YOUR INSTRUCTIONS — Output every line of the records below as a Markdown table with two columns, Row and Line. Number each row and leave out blank lines.
=== STORED DATA ===
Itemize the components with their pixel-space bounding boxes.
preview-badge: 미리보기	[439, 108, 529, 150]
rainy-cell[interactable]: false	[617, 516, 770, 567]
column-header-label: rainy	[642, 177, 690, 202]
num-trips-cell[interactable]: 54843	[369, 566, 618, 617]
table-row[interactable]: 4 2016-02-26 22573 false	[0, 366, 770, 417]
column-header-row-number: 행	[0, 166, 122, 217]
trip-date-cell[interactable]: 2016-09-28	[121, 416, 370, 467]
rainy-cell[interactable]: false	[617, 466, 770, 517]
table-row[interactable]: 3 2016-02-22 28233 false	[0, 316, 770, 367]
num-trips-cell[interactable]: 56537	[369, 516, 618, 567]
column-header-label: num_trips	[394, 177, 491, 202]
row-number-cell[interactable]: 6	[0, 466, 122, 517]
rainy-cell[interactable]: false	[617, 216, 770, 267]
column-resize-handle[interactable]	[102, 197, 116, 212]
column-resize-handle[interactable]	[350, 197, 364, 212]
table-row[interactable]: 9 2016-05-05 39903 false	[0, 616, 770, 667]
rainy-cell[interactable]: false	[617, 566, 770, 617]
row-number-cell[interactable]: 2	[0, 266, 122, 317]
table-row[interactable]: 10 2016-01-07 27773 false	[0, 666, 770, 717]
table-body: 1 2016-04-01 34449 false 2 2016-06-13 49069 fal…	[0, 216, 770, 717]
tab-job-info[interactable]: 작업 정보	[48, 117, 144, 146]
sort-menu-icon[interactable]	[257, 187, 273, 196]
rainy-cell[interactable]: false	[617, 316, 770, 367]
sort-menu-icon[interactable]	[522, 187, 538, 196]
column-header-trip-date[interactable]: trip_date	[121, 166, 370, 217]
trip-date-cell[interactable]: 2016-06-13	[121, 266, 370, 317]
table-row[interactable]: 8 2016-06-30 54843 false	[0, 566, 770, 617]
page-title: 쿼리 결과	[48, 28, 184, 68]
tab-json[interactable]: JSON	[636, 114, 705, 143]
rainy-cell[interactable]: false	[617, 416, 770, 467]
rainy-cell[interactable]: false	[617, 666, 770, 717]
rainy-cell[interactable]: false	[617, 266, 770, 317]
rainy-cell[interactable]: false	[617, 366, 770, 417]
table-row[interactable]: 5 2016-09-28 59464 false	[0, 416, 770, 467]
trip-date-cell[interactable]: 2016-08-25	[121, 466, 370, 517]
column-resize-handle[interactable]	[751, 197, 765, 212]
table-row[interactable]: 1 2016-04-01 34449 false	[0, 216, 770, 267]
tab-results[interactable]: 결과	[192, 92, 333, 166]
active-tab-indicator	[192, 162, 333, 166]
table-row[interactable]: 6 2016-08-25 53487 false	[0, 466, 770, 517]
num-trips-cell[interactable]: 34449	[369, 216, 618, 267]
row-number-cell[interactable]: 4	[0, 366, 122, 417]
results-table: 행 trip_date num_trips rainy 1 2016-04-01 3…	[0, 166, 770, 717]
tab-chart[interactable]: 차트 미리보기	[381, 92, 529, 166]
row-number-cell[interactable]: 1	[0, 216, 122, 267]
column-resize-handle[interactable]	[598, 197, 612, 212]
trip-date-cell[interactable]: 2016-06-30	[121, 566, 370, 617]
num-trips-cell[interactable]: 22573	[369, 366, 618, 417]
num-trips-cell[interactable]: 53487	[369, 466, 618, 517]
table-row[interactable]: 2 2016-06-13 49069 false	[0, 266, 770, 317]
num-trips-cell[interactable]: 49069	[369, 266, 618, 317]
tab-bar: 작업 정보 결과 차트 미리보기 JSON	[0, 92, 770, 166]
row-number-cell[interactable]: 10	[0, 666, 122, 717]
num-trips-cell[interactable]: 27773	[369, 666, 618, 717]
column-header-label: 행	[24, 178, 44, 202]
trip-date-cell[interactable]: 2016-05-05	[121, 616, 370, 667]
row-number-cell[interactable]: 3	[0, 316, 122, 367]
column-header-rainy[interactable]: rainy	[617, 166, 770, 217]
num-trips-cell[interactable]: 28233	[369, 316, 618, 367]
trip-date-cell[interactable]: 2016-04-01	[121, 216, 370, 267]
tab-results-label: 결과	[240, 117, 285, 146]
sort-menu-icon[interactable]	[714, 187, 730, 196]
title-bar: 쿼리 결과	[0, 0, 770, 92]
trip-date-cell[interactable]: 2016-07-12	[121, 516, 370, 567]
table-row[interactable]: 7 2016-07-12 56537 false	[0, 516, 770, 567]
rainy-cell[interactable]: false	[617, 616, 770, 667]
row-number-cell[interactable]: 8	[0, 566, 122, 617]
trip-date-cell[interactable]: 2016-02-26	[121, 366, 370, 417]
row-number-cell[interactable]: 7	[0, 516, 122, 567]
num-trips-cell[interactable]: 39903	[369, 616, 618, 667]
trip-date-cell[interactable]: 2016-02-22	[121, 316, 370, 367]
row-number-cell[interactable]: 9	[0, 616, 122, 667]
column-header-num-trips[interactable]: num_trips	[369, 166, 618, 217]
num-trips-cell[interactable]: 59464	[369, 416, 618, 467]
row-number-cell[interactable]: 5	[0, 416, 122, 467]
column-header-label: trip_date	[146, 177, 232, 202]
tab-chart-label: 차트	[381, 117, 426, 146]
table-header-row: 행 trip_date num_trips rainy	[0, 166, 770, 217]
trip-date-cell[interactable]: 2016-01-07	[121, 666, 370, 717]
===
ANSWER FOR THIS EXERCISE —
| Row | Line |
|---|---|
| 1 | Itemize the components with their pixel-space bounding boxes. |
| 2 | preview-badge: 미리보기	[439, 108, 529, 150] |
| 3 | rainy-cell[interactable]: false	[617, 516, 770, 567] |
| 4 | column-header-label: rainy	[642, 177, 690, 202] |
| 5 | num-trips-cell[interactable]: 54843	[369, 566, 618, 617] |
| 6 | table-row[interactable]: 4 2016-02-26 22573 false	[0, 366, 770, 417] |
| 7 | column-header-row-number: 행	[0, 166, 122, 217] |
| 8 | trip-date-cell[interactable]: 2016-09-28	[121, 416, 370, 467] |
| 9 | rainy-cell[interactable]: false	[617, 466, 770, 517] |
| 10 | table-row[interactable]: 3 2016-02-22 28233 false	[0, 316, 770, 367] |
| 11 | num-trips-cell[interactable]: 56537	[369, 516, 618, 567] |
| 12 | column-header-label: num_trips	[394, 177, 491, 202] |
| 13 | row-number-cell[interactable]: 6	[0, 466, 122, 517] |
| 14 | rainy-cell[interactable]: false	[617, 216, 770, 267] |
| 15 | column-resize-handle[interactable]	[102, 197, 116, 212] |
| 16 | column-resize-handle[interactable]	[350, 197, 364, 212] |
| 17 | table-row[interactable]: 9 2016-05-05 39903 false	[0, 616, 770, 667] |
| 18 | rainy-cell[interactable]: false	[617, 566, 770, 617] |
| 19 | row-number-cell[interactable]: 2	[0, 266, 122, 317] |
| 20 | table-row[interactable]: 10 2016-01-07 27773 false	[0, 666, 770, 717] |
| 21 | table-body: 1 2016-04-01 34449 false 2 2016-06-13 49069 fal…	[0, 216, 770, 717] |
| 22 | tab-job-info[interactable]: 작업 정보	[48, 117, 144, 146] |
| 23 | sort-menu-icon[interactable]	[257, 187, 273, 196] |
| 24 | rainy-cell[interactable]: false	[617, 316, 770, 367] |
| 25 | sort-menu-icon[interactable]	[522, 187, 538, 196] |
| 26 | column-header-trip-date[interactable]: trip_date	[121, 166, 370, 217] |
| 27 | trip-date-cell[interactable]: 2016-06-13	[121, 266, 370, 317] |
| 28 | table-row[interactable]: 8 2016-06-30 54843 false	[0, 566, 770, 617] |
| 29 | page-title: 쿼리 결과	[48, 28, 184, 68] |
| 30 | tab-json[interactable]: JSON	[636, 114, 705, 143] |
| 31 | rainy-cell[interactable]: false	[617, 416, 770, 467] |
| 32 | rainy-cell[interactable]: false	[617, 666, 770, 717] |
| 33 | rainy-cell[interactable]: false	[617, 266, 770, 317] |
| 34 | rainy-cell[interactable]: false	[617, 366, 770, 417] |
| 35 | table-row[interactable]: 5 2016-09-28 59464 false	[0, 416, 770, 467] |
| 36 | trip-date-cell[interactable]: 2016-08-25	[121, 466, 370, 517] |
| 37 | column-resize-handle[interactable]	[751, 197, 765, 212] |
| 38 | table-row[interactable]: 1 2016-04-01 34449 false	[0, 216, 770, 267] |
| 39 | tab-results[interactable]: 결과	[192, 92, 333, 166] |
| 40 | active-tab-indicator	[192, 162, 333, 166] |
| 41 | table-row[interactable]: 6 2016-08-25 53487 false	[0, 466, 770, 517] |
| 42 | num-trips-cell[interactable]: 34449	[369, 216, 618, 267] |
| 43 | row-number-cell[interactable]: 4	[0, 366, 122, 417] |
| 44 | results-table: 행 trip_date num_trips rainy 1 2016-04-01 3…	[0, 166, 770, 717] |
| 45 | tab-chart[interactable]: 차트 미리보기	[381, 92, 529, 166] |
| 46 | row-number-cell[interactable]: 1	[0, 216, 122, 267] |
| 47 | column-resize-handle[interactable]	[598, 197, 612, 212] |
| 48 | trip-date-cell[interactable]: 2016-06-30	[121, 566, 370, 617] |
| 49 | num-trips-cell[interactable]: 22573	[369, 366, 618, 417] |
| 50 | num-trips-cell[interactable]: 53487	[369, 466, 618, 517] |
| 51 | table-row[interactable]: 2 2016-06-13 49069 false	[0, 266, 770, 317] |
| 52 | num-trips-cell[interactable]: 49069	[369, 266, 618, 317] |
| 53 | tab-bar: 작업 정보 결과 차트 미리보기 JSON	[0, 92, 770, 166] |
| 54 | row-number-cell[interactable]: 10	[0, 666, 122, 717] |
| 55 | num-trips-cell[interactable]: 27773	[369, 666, 618, 717] |
| 56 | column-header-label: 행	[24, 178, 44, 202] |
| 57 | trip-date-cell[interactable]: 2016-05-05	[121, 616, 370, 667] |
| 58 | row-number-cell[interactable]: 3	[0, 316, 122, 367] |
| 59 | column-header-rainy[interactable]: rainy	[617, 166, 770, 217] |
| 60 | num-trips-cell[interactable]: 28233	[369, 316, 618, 367] |
| 61 | trip-date-cell[interactable]: 2016-04-01	[121, 216, 370, 267] |
| 62 | tab-results-label: 결과	[240, 117, 285, 146] |
| 63 | sort-menu-icon[interactable]	[714, 187, 730, 196] |
| 64 | title-bar: 쿼리 결과	[0, 0, 770, 92] |
| 65 | trip-date-cell[interactable]: 2016-07-12	[121, 516, 370, 567] |
| 66 | table-row[interactable]: 7 2016-07-12 56537 false	[0, 516, 770, 567] |
| 67 | rainy-cell[interactable]: false	[617, 616, 770, 667] |
| 68 | row-number-cell[interactable]: 8	[0, 566, 122, 617] |
| 69 | trip-date-cell[interactable]: 2016-02-26	[121, 366, 370, 417] |
| 70 | row-number-cell[interactable]: 7	[0, 516, 122, 567] |
| 71 | num-trips-cell[interactable]: 39903	[369, 616, 618, 667] |
| 72 | trip-date-cell[interactable]: 2016-02-22	[121, 316, 370, 367] |
| 73 | row-number-cell[interactable]: 9	[0, 616, 122, 667] |
| 74 | column-header-num-trips[interactable]: num_trips	[369, 166, 618, 217] |
| 75 | num-trips-cell[interactable]: 59464	[369, 416, 618, 467] |
| 76 | row-number-cell[interactable]: 5	[0, 416, 122, 467] |
| 77 | column-header-label: trip_date	[146, 177, 232, 202] |
| 78 | tab-chart-label: 차트	[381, 117, 426, 146] |
| 79 | table-header-row: 행 trip_date num_trips rainy	[0, 166, 770, 217] |
| 80 | trip-date-cell[interactable]: 2016-01-07	[121, 666, 370, 717] |